▸ BLOK TEKS
■ ■ ■ ■ ■

Komisioner Komisi Yudisial RI, Prof. Dr. Mukti Fajar Nur Dewata, S.H., M.Hum, menyampaikan ceramah Tarawih Ramadan Public Lecture 1445 H, di Masjid Kampus UGM, Kamis (22/03). Dalam ceramahnya, ia berbicara mengenai masalah keputusan hakim yang cukup kontroversial, mulai dari putusan memberikan diskon hukuman bagi para koruptor sampai putusan batas minimal umur capres oleh Mahkamah Konstitusi. Berkaca dari permasalahan tersebut, Prof Mukti mengajak jemaah untuk merenung.
“Masihkah lembaga peradilan yang agung itu dapat kita percaya?,” tanyanya dalam ceramah yang bertajuk “Penguatan Lembaga Peradilan: Mewujudkan Keadilan dan Kepastian Hukum yang Lebih Baik” itu.
Menurut Prof. Mukti, jawaban dari pertanyaan tersebut terletak pada aktor lembaga peradilan, yaitu hakim. Oleh karena itu, ia menekankan perlukan berbagai upaya normatif untuk menjaga marwah dan martabat hakim agung; seperti mengawasi kinerja, melakukan advokasi, memberikan peningkatan advokasi, dan meningkatkan layanan informasi hubungan kelembagaan. Namun upaya tersebut dinilainya tidak menyelesaikan masalah yang paling mendasar, yaitu persoalan mengenai kekuasaan kehakiman.
“Seorang hakim itu secara teori harus merdeka, dia harus bebas dari intervensi apa pun dan independen dalam memutus perkara yang disidangkan. Sehingga muncul acces rex judicata dimana putusan hakim itu berlaku absolut, ketika sudah diputus maka itulah yang menjadi hukum yang berlaku,” kata Prof. Mukti.
Namun, Prof. Mukti melanjutkan, putusan hakim yang absolut memunculkan masalah baru, di mana terdapat “ruang gelap” yang menjadi tempat permainan kotor, sehingga putusan yang dikeluarkan tidak wajar. Hal ini menimbulkan rasa tidak nyaman dan pupusnya harapan dari rasa keadilan masyarakat.
“Ketika ada putusan yang mencurigakan, maka ketika hakimnya diperiksa ternyata memang benar hakim tersebut menerima siap dan akhirnya hakimnya dihukum, sedangkan koruptornya bebas karena keputusannya sudah berlaku,” ujarnya.

■ ■ ■ ■ ■

▸ TUGAS
Lanjutkan berita di atas tentang ceramah Prof. Mukti mengenai lembaga peradilan di Masjid Kampus UGM, mulai sesudah kalimat terakhirnya.

Data sumber:
■ ■ ■ ■ ■

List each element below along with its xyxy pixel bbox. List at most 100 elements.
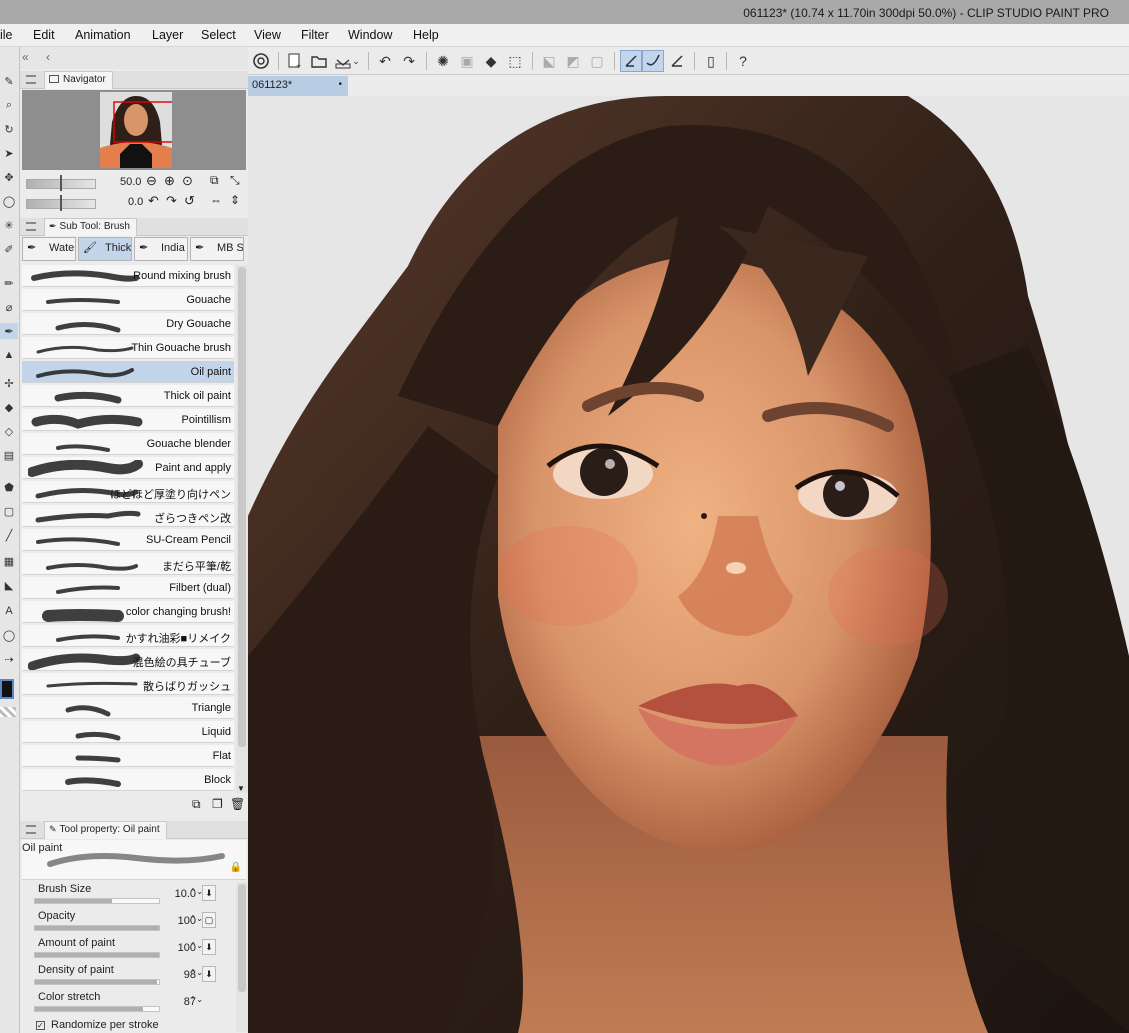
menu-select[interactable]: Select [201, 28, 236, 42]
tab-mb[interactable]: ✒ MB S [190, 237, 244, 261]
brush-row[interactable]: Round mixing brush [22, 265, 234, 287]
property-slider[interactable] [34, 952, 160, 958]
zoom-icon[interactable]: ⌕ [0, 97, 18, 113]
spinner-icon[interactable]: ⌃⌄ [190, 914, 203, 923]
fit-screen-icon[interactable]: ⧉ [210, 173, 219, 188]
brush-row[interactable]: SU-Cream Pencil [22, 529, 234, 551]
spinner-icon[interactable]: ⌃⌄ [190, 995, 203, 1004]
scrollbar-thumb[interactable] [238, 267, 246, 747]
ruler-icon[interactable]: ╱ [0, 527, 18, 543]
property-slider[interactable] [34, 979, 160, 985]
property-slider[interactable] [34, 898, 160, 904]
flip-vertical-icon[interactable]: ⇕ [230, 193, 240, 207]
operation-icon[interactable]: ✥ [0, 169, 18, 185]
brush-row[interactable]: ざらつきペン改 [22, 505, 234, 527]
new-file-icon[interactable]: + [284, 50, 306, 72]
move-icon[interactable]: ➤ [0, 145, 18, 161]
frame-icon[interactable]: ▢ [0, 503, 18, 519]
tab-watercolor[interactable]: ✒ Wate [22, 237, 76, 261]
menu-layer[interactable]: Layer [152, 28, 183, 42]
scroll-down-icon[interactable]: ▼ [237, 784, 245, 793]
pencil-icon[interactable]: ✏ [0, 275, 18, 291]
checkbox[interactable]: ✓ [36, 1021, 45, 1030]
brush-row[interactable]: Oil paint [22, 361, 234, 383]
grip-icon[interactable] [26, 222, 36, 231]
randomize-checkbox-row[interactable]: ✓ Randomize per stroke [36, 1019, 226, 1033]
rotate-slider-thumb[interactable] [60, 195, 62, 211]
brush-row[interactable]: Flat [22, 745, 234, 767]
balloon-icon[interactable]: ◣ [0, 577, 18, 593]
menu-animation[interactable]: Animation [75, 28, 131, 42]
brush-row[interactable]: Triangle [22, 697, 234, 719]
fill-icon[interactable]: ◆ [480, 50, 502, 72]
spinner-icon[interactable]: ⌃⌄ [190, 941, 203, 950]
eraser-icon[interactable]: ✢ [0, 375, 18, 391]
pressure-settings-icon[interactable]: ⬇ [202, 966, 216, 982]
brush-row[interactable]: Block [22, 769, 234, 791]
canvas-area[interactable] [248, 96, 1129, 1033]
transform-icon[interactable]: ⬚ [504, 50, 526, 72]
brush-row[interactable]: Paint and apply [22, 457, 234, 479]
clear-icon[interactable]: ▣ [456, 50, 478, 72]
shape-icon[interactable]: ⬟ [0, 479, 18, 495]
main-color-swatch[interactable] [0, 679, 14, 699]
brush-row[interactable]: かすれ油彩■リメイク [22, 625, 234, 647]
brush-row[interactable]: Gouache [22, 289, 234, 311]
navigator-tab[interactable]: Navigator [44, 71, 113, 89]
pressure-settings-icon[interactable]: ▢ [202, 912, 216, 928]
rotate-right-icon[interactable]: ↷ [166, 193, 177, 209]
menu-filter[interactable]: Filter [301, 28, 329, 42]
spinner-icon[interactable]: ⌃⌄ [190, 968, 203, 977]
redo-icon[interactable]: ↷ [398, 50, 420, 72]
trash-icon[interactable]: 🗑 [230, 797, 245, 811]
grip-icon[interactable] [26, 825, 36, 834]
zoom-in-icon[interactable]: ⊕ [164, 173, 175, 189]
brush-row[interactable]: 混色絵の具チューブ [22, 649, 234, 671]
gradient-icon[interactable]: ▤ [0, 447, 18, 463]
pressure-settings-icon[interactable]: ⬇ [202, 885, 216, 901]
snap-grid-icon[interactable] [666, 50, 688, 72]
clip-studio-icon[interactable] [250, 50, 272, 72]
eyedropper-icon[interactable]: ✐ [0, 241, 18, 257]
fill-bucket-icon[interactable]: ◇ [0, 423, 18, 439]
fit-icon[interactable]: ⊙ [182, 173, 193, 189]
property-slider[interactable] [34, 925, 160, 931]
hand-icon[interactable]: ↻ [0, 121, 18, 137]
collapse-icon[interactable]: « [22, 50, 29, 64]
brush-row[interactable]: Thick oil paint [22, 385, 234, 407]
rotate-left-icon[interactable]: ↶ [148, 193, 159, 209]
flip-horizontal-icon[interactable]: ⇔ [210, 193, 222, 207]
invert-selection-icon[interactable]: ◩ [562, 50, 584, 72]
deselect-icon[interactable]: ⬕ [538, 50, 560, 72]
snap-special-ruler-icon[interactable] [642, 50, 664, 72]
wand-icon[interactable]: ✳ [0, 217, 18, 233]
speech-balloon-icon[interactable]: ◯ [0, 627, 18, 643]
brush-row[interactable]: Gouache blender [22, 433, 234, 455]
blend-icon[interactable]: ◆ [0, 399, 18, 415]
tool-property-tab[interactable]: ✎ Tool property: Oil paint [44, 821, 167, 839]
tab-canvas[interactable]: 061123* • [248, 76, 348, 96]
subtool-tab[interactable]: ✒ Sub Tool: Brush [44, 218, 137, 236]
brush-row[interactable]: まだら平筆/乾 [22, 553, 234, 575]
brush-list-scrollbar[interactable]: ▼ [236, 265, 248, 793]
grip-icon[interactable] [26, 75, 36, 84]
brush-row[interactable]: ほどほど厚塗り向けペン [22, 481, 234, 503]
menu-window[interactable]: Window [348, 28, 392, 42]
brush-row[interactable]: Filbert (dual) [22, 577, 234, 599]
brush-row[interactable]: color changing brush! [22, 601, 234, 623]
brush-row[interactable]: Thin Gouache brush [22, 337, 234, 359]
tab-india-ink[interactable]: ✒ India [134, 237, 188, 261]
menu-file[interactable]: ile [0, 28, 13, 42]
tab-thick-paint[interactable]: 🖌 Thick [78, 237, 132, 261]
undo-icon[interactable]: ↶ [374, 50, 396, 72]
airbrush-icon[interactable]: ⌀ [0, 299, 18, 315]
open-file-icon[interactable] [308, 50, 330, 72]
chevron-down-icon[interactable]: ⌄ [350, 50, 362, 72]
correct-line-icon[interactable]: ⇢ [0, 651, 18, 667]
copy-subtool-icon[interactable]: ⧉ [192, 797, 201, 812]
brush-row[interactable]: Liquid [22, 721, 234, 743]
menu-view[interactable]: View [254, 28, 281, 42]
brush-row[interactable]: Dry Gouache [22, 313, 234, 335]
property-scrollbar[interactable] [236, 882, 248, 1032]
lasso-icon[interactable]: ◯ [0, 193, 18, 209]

■ ■ ■ ■ ■

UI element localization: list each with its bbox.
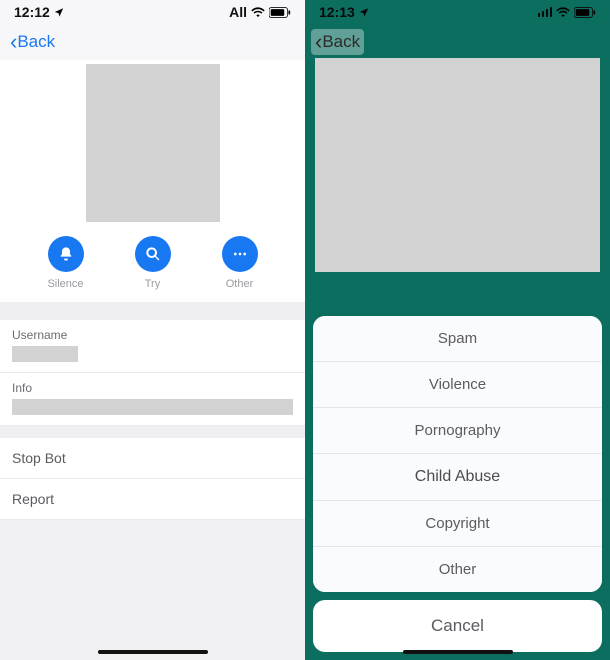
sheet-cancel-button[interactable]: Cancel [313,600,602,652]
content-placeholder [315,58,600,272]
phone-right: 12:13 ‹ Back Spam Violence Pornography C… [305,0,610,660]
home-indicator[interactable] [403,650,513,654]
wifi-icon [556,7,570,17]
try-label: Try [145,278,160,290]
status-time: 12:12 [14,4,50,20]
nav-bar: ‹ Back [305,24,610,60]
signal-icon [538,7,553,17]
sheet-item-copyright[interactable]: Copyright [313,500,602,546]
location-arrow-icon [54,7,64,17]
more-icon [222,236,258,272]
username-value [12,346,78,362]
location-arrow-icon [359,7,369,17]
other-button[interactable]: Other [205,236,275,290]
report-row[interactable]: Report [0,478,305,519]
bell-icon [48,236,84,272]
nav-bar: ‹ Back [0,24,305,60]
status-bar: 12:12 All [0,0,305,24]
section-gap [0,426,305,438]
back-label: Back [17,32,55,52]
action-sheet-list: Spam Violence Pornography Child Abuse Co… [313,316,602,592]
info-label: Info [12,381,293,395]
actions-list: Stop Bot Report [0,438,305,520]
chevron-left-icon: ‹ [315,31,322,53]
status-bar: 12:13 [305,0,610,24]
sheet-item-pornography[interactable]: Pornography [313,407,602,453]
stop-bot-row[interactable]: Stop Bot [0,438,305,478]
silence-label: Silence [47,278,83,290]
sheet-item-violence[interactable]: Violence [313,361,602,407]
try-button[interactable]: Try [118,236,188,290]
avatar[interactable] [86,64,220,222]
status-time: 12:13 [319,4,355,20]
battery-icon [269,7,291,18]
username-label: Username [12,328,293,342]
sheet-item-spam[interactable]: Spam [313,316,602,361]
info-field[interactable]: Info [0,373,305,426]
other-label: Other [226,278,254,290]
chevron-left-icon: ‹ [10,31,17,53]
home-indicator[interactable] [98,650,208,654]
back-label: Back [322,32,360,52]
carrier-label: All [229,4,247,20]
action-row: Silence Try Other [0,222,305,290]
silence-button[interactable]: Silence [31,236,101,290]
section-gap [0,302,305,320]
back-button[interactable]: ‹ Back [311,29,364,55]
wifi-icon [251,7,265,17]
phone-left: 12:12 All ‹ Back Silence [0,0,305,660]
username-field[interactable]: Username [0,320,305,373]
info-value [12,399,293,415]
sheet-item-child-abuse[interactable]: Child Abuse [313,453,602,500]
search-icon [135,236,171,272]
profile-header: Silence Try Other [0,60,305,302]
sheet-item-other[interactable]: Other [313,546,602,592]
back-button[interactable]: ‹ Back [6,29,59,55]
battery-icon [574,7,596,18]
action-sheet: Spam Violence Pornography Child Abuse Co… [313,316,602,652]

■ ■ ■ ■ ■

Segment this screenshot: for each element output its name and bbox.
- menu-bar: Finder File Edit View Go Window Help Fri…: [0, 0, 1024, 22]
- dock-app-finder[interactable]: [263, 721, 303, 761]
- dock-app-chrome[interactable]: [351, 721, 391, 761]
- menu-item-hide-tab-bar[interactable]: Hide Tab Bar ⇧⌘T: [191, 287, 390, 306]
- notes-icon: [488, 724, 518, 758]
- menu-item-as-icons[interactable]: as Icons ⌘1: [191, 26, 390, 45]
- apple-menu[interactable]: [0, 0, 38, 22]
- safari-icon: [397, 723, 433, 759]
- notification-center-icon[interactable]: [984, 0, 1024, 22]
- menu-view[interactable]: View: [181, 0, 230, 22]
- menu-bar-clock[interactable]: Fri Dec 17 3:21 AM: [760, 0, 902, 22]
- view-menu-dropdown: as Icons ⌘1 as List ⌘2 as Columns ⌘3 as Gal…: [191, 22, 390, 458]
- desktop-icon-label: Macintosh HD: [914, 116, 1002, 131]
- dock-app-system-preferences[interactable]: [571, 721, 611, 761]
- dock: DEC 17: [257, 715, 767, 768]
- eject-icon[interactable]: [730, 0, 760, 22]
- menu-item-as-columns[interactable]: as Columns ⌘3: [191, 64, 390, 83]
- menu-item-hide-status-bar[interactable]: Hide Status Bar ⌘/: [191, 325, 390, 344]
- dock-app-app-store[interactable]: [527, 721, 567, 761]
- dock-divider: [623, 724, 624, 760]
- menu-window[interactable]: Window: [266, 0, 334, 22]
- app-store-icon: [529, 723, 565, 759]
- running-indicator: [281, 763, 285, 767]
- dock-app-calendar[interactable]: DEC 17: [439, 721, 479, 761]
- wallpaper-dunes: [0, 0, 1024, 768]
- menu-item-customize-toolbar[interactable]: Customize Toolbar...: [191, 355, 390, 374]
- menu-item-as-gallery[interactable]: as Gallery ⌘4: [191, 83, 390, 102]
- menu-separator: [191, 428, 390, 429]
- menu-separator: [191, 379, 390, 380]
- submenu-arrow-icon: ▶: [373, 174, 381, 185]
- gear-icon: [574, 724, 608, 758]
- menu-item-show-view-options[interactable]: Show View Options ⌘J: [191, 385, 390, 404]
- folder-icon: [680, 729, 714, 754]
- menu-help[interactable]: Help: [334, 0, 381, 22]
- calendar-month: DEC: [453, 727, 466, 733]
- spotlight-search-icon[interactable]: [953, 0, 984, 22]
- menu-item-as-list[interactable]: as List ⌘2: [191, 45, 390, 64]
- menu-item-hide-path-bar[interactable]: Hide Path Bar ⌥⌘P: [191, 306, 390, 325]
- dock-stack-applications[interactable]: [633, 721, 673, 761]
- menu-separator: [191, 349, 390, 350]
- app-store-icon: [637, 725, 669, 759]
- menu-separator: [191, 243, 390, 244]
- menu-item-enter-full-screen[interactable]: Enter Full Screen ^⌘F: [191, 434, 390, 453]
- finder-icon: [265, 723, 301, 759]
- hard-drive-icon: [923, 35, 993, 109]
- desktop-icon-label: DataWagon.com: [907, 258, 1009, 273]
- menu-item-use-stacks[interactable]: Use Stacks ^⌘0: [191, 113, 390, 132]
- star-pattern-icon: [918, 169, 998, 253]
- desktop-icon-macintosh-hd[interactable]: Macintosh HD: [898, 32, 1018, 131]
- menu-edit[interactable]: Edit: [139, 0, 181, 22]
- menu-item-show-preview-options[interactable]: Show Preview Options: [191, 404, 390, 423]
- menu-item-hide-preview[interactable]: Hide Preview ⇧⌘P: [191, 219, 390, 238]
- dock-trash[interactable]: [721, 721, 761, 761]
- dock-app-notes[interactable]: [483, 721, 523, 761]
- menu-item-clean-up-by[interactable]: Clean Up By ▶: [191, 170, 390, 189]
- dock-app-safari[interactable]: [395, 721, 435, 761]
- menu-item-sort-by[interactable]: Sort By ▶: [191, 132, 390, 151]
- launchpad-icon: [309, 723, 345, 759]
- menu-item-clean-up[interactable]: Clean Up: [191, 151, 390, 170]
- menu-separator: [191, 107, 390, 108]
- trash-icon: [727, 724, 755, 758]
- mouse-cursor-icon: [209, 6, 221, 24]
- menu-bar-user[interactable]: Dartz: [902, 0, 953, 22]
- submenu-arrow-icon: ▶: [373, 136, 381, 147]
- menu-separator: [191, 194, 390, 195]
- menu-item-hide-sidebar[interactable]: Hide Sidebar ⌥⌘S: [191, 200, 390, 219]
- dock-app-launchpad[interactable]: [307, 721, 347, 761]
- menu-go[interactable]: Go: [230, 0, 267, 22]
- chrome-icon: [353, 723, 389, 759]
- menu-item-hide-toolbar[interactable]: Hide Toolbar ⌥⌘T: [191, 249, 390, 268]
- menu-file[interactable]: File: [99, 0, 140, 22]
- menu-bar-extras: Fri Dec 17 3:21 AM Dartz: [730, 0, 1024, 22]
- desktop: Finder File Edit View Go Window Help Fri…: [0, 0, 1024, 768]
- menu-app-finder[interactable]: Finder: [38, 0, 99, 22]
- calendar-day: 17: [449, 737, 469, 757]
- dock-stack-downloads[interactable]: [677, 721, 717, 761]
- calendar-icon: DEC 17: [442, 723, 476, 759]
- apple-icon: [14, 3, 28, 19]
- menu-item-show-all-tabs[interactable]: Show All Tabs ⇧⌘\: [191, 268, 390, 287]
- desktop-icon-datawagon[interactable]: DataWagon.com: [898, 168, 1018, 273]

■ ■ ■ ■ ■

▸ JAWABAN
Menurutnya, keputusan hakim hanya bisa dieliminasi oleh keputusan hakim selanjutnya. Walaupun ketika putusan tersebut ada di tingkat kasasi dapat dilakukan PK (Peninjauan Kembali), jika tidak ada novum atau bukti baru maka hakimnya tetap terbukti bersalah. Ia menambahkan bahwa sistem tersebut juga berlaku pada Mahkamah Konstitusi, di mana keputusan yang dikeluarkannya bersifat final dan mengikat, tidak melalui pengadilan negeri terlebih dahulu lalu bertingkat sampai pada tingkat kasasi.
Oleh karena itu, Prof. Mukti mengajak para mahasiswa, dosen, dan hakim untuk membuat suatu terobosan yang tidak hanya mencakup asas legalitas dan kepastian hukum saja. Menurutnya, hal yang lebih penting diperlukan adalah asas keadilan. Ketika hakim terbukti dalam proses pengambilan keputusan melanggar hukum, atau melanggar etika, maka harus ada keberanian untuk melakukan pengadilan ulang kasus tersebut.
“Namun pendapat saya masih dibantah, dan saya coba untuk perjuangkan karena ada asas solid populi suprema lex, artinya hukum tertinggi adalah keselamatan dan keadilan. Artinya hukum atau aturan yang ada bisa diterobos jika memang dianggap membahayakan atau tidak memberikan rasa keadilan kepada masyarakat,” katanya.
Menurutnya, hakim harus mempunyai dua syarat agar pantas menerima kekuasaan kehakiman. Syarat tersebut ialah kecerdasan yang mempunyai landasan moral dan kesadaran terhadap satu-satunya kekuatan yang ditakuti, yakni kekuatan dari Tuhan Yang Maha Esa. (Muhammad Rizal Effendi/Editor: Rama S. Pratama/Foto: Tim Media Masjid Kampus UGM)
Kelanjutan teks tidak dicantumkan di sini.